TEXTAUSZUG:
● ● ●
George Clooney & Brad Pitt retten ein müdes Skript über die Ziellinie
Von Björn BecherMit der Veröffentlichung von „Pulp Fiction“ im Jahr 1994 schuf Quentin Tarantino nicht nur einen Kultklassiker, sondern auch zahlreiche unvergessliche Kultfiguren. Darunter auch den von Harvey Keitel verkörperten Mr. Wolf – ein fast mystisch überhöhter Problemlöser (= „Cleaner“), der mit effizienter Organisation jede noch so schlimme Situation bereinigt. Schon in „Pulp Fiction“ wird deutlich, dass so ein Mensch einzigartig ist. Es kann nur einen Wolf geben, das sagt ja schon der Name, der Assoziationen an den „einsamen Wolf“ heraufbeschwört. Doch was wäre, wenn plötzlich zwei solche Einzelgänger aufeinandertreffen? Das ist die Ausgangssituation der passend „Wolfs“ betitelten Buddy-Komödie, die Jon Watts für den Streamingdienst Apple TV+ geschrieben und inszeniert hat.
Laut eigener Aussage trug der „Cop Car“-Regisseur die Idee schon viele Jahre mit sich herum. Aber er war zu beschäftigt mit seiner Arbeit für Marvel, wo er die ganze „Spider-Man“-Trilogie mit Tom Holland verantwortet hat. Erst nach seinem MCU-Abschied fand er endlich die Zeit, sich wieder um ein originäres Projekt zu kümmern. Dass Watts also eine ganze Weile Zeit hatte, um Ideen für sein Skript zu finden, merkt man „Wolfs“ allerdings kaum an. Stattdessen fühlt sich die schwarzhumorige Komödie an, als würde das ganze Projekt nur existieren, um die beiden Superstars George Clooney und Brad Pitt nach eineinhalb Jahrzehnten endlich wieder auf der Leinwand (bzw. dem Streaming-Schirm) zu vereinen.
● ● ●
BEREITGESTELLTE DATENSÄTZE:
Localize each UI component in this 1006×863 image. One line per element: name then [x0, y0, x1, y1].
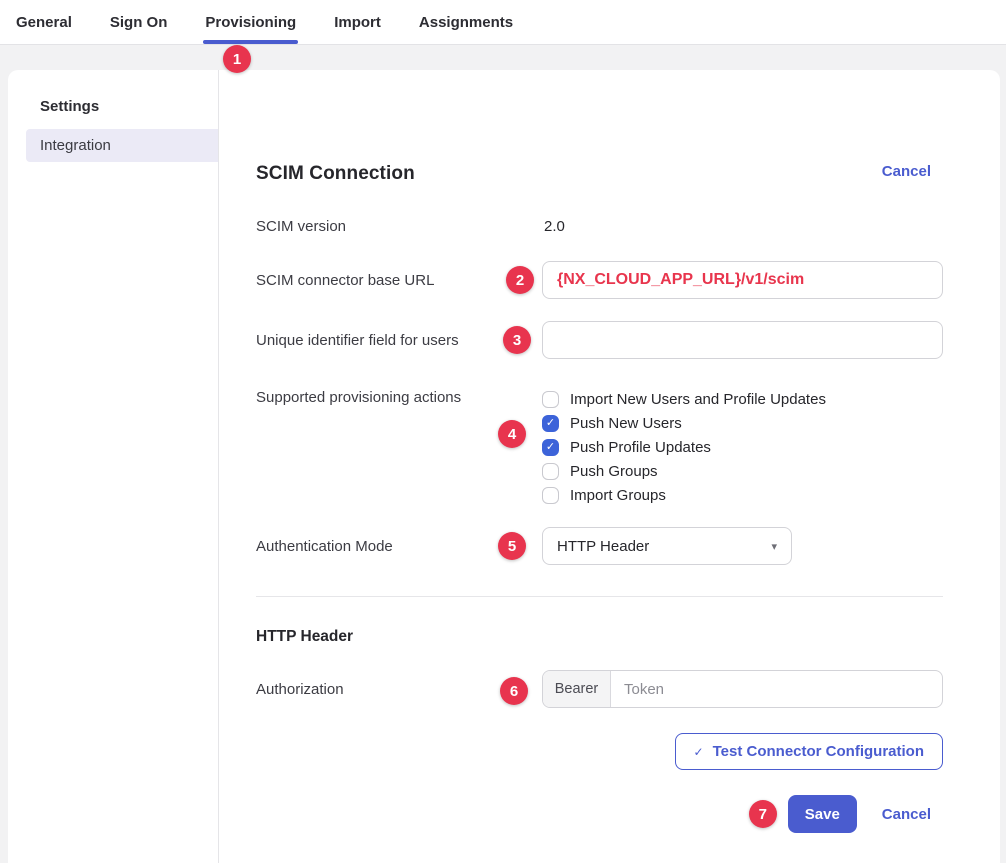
● ● ●
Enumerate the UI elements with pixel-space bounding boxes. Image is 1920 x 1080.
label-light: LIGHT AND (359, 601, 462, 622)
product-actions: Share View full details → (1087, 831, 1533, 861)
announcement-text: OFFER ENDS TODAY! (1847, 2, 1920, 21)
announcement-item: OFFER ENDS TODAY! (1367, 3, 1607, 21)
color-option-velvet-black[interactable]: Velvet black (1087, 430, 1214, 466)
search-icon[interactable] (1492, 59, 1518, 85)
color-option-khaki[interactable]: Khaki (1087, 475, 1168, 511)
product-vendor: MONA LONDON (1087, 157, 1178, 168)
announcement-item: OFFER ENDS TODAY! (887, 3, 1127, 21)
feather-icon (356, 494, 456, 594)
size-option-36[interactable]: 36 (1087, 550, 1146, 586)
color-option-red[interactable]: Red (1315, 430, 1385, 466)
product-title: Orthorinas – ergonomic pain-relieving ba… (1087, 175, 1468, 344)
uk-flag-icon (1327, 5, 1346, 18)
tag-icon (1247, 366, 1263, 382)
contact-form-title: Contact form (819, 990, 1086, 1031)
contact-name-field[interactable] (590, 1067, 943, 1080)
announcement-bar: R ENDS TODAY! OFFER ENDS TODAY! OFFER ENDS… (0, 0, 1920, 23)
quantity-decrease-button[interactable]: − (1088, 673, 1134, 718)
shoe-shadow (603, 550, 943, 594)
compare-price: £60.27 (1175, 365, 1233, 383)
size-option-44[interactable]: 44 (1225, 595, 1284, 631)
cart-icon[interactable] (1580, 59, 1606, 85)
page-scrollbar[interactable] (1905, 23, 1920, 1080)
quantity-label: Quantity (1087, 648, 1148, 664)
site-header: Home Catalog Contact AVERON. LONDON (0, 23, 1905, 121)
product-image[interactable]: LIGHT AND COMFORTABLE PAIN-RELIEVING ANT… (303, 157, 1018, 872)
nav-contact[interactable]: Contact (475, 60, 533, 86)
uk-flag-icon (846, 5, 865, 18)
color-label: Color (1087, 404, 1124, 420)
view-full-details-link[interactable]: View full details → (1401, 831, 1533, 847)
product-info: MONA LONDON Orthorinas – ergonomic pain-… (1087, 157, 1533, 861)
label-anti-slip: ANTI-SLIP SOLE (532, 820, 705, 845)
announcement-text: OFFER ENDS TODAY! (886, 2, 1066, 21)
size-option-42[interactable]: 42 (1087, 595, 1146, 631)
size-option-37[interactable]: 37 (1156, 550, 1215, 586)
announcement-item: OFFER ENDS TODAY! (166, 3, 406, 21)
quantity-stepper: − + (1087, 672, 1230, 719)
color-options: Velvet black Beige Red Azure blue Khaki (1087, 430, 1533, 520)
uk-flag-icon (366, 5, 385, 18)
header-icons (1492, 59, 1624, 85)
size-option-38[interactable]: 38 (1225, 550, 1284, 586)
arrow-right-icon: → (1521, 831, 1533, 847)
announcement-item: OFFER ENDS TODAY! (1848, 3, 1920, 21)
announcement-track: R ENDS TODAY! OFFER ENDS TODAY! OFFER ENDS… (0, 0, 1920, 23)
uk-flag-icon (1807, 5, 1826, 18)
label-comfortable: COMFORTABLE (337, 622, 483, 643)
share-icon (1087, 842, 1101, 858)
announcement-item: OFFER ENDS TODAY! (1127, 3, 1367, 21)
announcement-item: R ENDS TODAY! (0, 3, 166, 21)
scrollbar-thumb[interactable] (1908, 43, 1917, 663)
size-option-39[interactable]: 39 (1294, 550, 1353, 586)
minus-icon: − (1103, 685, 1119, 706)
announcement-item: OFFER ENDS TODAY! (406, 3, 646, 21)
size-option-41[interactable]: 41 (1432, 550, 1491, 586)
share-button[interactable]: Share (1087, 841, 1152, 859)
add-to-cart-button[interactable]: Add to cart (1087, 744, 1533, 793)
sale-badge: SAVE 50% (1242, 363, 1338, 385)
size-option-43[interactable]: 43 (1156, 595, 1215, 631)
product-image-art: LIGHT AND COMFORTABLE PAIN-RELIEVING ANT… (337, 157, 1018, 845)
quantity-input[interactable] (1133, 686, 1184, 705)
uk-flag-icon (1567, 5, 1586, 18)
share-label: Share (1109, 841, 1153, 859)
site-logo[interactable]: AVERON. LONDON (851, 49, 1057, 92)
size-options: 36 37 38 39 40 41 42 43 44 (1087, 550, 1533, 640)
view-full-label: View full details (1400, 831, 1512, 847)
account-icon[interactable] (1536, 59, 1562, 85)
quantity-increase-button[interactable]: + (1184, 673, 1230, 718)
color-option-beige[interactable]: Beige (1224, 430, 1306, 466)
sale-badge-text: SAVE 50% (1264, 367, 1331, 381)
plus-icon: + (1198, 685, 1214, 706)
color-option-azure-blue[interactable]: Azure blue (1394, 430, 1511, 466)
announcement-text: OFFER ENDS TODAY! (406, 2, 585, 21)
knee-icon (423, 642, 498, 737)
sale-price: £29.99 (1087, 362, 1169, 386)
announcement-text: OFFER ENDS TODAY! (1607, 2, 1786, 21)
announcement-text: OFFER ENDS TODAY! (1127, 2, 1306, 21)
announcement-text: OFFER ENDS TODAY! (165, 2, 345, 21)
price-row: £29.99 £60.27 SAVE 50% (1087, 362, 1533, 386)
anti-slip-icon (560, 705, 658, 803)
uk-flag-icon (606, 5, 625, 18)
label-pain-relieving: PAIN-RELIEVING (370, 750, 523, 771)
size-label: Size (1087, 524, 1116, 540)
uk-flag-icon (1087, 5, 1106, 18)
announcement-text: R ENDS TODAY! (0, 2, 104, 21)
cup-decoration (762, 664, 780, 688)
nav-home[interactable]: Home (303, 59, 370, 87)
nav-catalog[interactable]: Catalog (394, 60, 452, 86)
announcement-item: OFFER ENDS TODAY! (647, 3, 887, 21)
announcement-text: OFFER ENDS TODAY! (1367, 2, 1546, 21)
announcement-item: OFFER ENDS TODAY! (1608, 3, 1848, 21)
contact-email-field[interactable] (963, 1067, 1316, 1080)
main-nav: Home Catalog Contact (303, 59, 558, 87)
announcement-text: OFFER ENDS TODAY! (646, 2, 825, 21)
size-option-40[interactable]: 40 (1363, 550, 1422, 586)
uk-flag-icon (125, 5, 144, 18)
● ● ●
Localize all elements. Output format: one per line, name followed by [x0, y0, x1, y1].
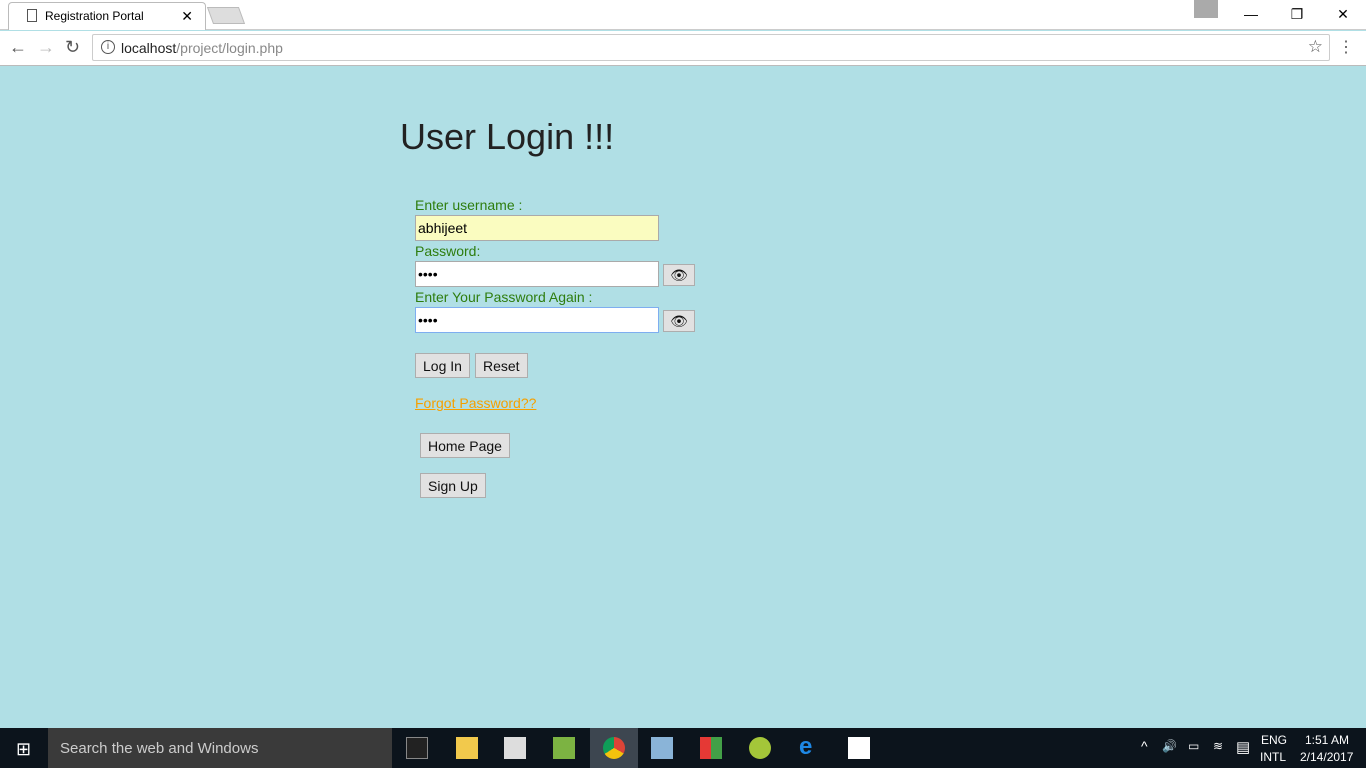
● ● ●
AUFGABEN:
1. Für welchen Streamingdienst hat Jon Watts laut der Filmkritik zu „Wolfs“ den Film geschrieben und inszeniert?
2. Erklären Sie nach der Filmkritik zu „Wolfs“, warum Jon Watts seine lange gehegte Idee erst spät umgesetzt hat.
3. Führen Sie die Filmkritik zu „Wolfs“ im Anschluss an ihren letzten Satz weiter.
Die Datensätze sind hierfür ohne Belang.

LÖSUNGEN:
1. Für Apple TV+.

2. Watts war mit seiner Arbeit für Marvel beschäftigt, wo er die gesamte „Spider-Man“-Trilogie mit Tom Holland verantwortete. Erst nach seinem Abschied aus dem MCU fand er Zeit für ein originäres Projekt.

3.
Eine für ihren harten Kampf gegen Kriminalität bekannte Staatsanwältin (Amy Ryan) lässt sich auf ein amouröses Abenteuer mit einem jungen Mann (Austin Abrams) ein. Allerdings geht das gehörig schief, und so liegt der Jüngling plötzlich tot in ihrer Hotelsuite – ein Skandal, der das Ende ihrer Karriere bedeuten würde. In ihrer Panik erinnert sie sich zum Glück an die mysteriöse Nummer, die ihr mal jemand für genau solche Notlagen gegeben hat. Und tatsächlich: Schon kurze Zeit später steht ein sogenannter Cleaner (George Clooney) vor ihrer Tür. Professionell beruhigt er sie und versichert ihr, dass er alle Spuren dieser Nacht verschwinden lassen wird.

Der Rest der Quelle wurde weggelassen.